## TASK
Copy every line of the entries below word for word, omitting the pictures.

## DATA SUPPLIED
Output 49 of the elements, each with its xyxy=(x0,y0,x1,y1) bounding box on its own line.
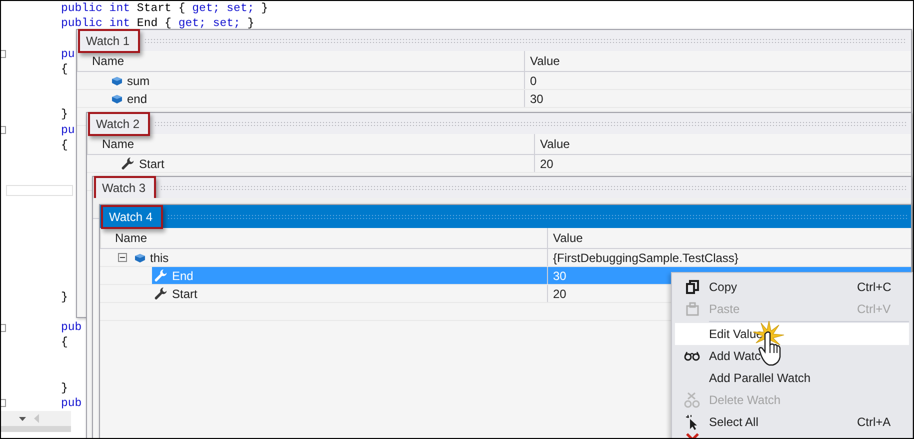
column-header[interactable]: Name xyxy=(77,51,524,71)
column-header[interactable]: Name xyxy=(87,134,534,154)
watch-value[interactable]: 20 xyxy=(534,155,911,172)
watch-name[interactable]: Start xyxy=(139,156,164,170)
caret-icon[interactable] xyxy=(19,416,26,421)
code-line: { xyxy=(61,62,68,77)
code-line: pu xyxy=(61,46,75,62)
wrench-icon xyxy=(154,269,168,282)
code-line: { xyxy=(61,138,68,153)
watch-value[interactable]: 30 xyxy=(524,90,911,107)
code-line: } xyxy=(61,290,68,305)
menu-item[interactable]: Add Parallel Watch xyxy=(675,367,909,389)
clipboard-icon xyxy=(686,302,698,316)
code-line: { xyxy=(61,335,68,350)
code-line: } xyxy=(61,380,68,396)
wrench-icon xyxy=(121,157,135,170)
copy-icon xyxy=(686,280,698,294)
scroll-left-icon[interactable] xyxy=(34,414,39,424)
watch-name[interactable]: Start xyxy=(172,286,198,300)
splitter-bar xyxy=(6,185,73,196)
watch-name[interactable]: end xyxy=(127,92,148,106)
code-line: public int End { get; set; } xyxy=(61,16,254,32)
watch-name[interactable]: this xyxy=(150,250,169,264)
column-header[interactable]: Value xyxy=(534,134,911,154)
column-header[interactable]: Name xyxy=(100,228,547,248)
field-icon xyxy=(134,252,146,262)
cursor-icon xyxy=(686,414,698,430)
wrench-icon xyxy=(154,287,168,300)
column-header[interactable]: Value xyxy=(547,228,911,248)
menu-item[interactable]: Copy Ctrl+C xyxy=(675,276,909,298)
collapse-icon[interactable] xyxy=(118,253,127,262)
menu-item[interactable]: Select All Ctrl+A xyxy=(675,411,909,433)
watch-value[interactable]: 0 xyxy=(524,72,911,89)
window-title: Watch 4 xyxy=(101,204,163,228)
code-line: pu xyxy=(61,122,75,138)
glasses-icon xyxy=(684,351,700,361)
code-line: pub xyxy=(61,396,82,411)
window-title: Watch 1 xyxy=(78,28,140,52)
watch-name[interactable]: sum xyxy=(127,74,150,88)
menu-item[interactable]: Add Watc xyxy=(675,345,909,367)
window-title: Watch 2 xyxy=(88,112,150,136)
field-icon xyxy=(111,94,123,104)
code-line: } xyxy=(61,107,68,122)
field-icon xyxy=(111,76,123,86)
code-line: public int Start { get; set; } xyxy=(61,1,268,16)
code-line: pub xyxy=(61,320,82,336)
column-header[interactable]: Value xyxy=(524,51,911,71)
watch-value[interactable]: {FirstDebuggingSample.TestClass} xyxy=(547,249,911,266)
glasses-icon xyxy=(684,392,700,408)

## CORRECT ANSWER
Output 49 of the elements, each with its xyxy=(x0,y0,x1,y1) bounding box on its own line.
column-header[interactable]: Name xyxy=(77,51,524,71)
column-header[interactable]: Name xyxy=(87,134,534,154)
watch-value[interactable]: 20 xyxy=(534,155,911,172)
watch-name[interactable]: Start xyxy=(139,156,164,170)
caret-icon[interactable] xyxy=(19,416,26,421)
code-line: { xyxy=(61,62,68,77)
code-line: pu xyxy=(61,46,75,62)
wrench-icon xyxy=(154,269,168,282)
code-line: { xyxy=(61,138,68,153)
watch-value[interactable]: 30 xyxy=(524,90,911,107)
code-line: } xyxy=(61,290,68,305)
menu-item[interactable]: Add Parallel Watch xyxy=(675,367,909,389)
clipboard-icon xyxy=(686,302,698,316)
code-line: { xyxy=(61,335,68,350)
code-line: } xyxy=(61,380,68,396)
wrench-icon xyxy=(121,157,135,170)
copy-icon xyxy=(686,280,698,294)
scroll-left-icon[interactable] xyxy=(34,414,39,424)
watch-name[interactable]: Start xyxy=(172,286,198,300)
splitter-bar xyxy=(6,185,73,196)
watch-name[interactable]: end xyxy=(127,92,148,106)
code-line: public int End { get; set; } xyxy=(61,16,254,32)
watch-name[interactable]: this xyxy=(150,250,169,264)
column-header[interactable]: Value xyxy=(534,134,911,154)
column-header[interactable]: Name xyxy=(100,228,547,248)
field-icon xyxy=(134,252,146,262)
cursor-icon xyxy=(686,414,698,430)
wrench-icon xyxy=(154,287,168,300)
column-header[interactable]: Value xyxy=(547,228,911,248)
menu-item[interactable]: Copy Ctrl+C xyxy=(675,276,909,298)
collapse-icon[interactable] xyxy=(118,253,127,262)
menu-item[interactable]: Select All Ctrl+A xyxy=(675,411,909,433)
watch-value[interactable]: 0 xyxy=(524,72,911,89)
window-title: Watch 4 xyxy=(101,204,163,228)
code-line: pu xyxy=(61,122,75,138)
glasses-icon xyxy=(684,351,700,361)
code-line: pub xyxy=(61,396,82,411)
window-title: Watch 1 xyxy=(78,28,140,52)
watch-name[interactable]: sum xyxy=(127,74,150,88)
menu-item[interactable]: Add Watc xyxy=(675,345,909,367)
window-title: Watch 2 xyxy=(88,112,150,136)
field-icon xyxy=(111,94,123,104)
code-line: } xyxy=(61,107,68,122)
field-icon xyxy=(111,76,123,86)
code-line: public int Start { get; set; } xyxy=(61,1,268,16)
code-line: pub xyxy=(61,320,82,336)
column-header[interactable]: Value xyxy=(524,51,911,71)
watch-value[interactable]: {FirstDebuggingSample.TestClass} xyxy=(547,249,911,266)
glasses-icon xyxy=(684,392,700,408)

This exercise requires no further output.